• Problem statement: Copy every line that contains the string "Collegamento" from the entries below.
— Start of Dataset records —
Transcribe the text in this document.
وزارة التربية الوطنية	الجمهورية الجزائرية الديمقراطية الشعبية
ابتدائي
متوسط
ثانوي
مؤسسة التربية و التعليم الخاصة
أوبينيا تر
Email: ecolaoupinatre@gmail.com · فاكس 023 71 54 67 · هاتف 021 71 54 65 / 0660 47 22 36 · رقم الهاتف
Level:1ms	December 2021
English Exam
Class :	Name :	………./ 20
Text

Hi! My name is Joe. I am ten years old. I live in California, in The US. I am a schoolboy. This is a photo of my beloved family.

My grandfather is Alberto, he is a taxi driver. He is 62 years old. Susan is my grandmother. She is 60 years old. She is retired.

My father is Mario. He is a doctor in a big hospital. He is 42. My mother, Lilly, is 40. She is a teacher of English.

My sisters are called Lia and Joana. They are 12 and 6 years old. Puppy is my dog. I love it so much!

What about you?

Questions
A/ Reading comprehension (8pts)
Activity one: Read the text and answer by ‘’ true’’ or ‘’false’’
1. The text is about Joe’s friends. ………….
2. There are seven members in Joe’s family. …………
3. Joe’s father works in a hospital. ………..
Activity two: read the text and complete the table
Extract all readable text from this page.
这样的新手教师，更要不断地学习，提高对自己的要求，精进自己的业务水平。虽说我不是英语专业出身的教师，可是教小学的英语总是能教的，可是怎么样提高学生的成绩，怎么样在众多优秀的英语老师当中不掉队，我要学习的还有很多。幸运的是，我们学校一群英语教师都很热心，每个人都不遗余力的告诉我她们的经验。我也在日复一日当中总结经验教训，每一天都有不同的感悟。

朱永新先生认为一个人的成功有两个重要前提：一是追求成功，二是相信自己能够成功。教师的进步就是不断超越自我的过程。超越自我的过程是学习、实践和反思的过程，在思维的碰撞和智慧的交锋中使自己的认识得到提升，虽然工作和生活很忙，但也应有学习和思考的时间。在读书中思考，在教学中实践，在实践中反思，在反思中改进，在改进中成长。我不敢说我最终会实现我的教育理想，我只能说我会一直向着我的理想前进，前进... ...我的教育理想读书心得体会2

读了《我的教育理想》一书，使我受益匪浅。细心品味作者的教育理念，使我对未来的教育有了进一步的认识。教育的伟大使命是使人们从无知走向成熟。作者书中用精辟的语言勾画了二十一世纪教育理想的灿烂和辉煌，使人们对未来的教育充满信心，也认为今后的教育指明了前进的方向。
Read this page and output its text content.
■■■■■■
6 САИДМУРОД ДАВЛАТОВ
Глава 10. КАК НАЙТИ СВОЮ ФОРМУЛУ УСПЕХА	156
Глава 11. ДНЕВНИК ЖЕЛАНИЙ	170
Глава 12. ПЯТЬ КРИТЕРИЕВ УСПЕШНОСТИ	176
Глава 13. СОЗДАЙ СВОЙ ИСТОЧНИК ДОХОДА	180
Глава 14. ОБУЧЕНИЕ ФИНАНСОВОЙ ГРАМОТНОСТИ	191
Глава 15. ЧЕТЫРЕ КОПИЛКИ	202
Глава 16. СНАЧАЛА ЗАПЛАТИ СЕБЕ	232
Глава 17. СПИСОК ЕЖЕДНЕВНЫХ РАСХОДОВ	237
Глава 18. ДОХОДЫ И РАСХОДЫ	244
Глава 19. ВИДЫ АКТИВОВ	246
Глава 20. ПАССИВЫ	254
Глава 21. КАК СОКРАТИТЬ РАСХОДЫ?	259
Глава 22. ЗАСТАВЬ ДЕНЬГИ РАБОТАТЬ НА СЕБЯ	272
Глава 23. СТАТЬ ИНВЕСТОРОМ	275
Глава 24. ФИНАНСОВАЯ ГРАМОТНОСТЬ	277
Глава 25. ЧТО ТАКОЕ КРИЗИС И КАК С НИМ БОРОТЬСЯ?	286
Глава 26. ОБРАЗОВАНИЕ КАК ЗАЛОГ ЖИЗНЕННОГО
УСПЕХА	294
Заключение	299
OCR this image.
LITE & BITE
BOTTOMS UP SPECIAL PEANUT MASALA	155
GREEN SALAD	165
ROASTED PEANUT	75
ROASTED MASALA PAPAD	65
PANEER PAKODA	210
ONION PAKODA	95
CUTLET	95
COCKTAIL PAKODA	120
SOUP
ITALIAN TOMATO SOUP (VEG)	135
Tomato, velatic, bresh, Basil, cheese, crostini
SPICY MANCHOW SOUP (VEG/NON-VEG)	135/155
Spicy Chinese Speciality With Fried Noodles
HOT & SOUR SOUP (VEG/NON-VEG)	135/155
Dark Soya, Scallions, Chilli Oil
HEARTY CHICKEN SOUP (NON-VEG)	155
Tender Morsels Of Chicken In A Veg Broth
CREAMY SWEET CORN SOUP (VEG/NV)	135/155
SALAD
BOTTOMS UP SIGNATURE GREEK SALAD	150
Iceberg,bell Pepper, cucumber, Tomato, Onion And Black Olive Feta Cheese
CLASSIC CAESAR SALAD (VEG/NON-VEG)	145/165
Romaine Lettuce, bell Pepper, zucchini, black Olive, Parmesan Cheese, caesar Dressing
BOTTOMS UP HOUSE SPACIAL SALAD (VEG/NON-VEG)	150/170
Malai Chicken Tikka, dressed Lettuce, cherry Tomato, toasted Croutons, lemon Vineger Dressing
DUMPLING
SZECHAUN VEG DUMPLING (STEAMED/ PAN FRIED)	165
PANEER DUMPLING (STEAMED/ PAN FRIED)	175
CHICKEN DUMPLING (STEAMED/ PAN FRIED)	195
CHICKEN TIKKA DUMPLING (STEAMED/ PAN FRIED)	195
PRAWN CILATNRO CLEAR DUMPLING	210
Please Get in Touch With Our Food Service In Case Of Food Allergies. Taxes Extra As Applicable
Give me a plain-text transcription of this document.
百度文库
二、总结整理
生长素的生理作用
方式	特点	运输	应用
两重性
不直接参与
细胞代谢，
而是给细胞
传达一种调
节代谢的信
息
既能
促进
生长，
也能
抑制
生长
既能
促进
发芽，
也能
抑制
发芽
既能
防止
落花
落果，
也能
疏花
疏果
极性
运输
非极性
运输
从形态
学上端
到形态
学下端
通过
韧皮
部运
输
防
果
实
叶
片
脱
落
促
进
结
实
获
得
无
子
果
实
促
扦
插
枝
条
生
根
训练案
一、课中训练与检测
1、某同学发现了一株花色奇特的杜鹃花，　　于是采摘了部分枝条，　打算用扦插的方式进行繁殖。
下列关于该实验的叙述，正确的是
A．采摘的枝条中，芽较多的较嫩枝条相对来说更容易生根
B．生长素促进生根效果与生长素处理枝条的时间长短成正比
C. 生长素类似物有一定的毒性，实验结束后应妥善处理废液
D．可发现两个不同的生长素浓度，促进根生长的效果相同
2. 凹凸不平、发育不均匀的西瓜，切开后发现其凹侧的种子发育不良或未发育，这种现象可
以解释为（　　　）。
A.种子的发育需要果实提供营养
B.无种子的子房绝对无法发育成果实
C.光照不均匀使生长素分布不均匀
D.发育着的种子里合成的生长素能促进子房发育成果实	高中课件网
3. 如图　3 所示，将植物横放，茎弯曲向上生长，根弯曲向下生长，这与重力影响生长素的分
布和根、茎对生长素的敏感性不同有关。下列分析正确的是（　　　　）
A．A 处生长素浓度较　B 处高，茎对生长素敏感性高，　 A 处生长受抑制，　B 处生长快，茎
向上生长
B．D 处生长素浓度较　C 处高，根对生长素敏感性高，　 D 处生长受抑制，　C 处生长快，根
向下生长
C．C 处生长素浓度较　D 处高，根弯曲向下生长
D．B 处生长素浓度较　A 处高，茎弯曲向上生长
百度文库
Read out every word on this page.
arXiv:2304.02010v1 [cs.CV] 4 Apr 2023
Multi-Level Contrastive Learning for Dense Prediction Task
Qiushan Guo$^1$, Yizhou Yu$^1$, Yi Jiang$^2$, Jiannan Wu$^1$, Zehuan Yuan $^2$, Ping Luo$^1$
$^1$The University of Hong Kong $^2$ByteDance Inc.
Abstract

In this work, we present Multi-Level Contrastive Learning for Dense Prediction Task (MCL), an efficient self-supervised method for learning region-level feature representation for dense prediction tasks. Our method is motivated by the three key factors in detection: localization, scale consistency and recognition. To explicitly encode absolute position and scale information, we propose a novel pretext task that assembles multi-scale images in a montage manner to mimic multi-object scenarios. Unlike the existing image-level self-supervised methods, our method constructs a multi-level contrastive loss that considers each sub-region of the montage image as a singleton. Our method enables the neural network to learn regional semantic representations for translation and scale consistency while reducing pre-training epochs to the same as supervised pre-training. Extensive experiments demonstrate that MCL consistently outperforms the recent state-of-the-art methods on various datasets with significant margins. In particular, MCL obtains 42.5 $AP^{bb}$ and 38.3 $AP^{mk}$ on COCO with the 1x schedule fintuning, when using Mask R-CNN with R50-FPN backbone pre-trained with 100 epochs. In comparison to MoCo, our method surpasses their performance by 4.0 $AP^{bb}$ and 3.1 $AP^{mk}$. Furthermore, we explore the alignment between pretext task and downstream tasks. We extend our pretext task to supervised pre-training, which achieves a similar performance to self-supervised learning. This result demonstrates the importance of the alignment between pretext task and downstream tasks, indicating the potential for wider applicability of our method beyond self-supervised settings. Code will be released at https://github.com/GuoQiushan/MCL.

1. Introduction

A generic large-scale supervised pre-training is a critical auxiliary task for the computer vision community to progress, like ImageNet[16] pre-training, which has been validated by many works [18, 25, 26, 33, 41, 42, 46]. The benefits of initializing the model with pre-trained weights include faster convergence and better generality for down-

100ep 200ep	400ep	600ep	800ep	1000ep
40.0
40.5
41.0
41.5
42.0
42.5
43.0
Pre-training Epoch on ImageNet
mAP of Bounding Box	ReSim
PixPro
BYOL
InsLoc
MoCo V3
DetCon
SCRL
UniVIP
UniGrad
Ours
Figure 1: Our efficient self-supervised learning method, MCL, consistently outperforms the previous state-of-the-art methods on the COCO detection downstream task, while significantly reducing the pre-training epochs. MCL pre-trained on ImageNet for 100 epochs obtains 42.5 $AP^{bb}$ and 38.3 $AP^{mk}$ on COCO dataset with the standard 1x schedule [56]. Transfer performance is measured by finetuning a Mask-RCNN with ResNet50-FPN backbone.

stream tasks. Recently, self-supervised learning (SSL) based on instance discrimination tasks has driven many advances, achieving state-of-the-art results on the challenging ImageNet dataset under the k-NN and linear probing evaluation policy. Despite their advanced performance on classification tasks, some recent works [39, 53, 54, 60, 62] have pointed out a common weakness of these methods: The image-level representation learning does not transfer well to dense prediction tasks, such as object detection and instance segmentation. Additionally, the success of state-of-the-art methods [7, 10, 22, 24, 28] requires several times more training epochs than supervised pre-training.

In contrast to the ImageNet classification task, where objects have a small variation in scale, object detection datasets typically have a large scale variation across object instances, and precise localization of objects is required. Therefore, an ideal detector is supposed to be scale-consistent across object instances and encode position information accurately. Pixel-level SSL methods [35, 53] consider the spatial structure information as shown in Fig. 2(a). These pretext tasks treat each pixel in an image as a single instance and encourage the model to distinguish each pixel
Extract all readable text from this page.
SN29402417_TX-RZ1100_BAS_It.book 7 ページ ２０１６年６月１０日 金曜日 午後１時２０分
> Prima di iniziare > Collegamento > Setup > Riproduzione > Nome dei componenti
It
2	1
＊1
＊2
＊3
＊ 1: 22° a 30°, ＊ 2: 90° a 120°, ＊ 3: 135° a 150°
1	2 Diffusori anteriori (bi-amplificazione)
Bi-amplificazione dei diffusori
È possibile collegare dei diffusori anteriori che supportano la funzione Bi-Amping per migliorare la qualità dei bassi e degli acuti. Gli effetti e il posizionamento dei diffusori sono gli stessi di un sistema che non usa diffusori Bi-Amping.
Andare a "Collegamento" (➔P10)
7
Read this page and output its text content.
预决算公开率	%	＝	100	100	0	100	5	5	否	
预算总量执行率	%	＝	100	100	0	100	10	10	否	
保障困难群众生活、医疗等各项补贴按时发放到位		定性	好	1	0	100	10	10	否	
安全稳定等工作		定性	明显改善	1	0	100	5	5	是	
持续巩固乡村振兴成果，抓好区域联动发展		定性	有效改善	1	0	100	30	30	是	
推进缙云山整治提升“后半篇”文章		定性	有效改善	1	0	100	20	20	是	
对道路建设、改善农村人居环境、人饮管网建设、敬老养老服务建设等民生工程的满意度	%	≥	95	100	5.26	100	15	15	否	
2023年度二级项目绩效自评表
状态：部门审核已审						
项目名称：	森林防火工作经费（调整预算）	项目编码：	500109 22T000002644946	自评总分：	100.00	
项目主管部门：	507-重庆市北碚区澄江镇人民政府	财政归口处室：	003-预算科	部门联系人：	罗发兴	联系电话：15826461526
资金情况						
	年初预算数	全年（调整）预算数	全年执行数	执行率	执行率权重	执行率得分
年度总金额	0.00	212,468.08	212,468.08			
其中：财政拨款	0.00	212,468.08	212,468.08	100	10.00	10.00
— End of Dataset records —
• Output:
> Prima di iniziare > Collegamento > Setup > Riproduzione > Nome dei componenti
Andare a "Collegamento" (➔P10)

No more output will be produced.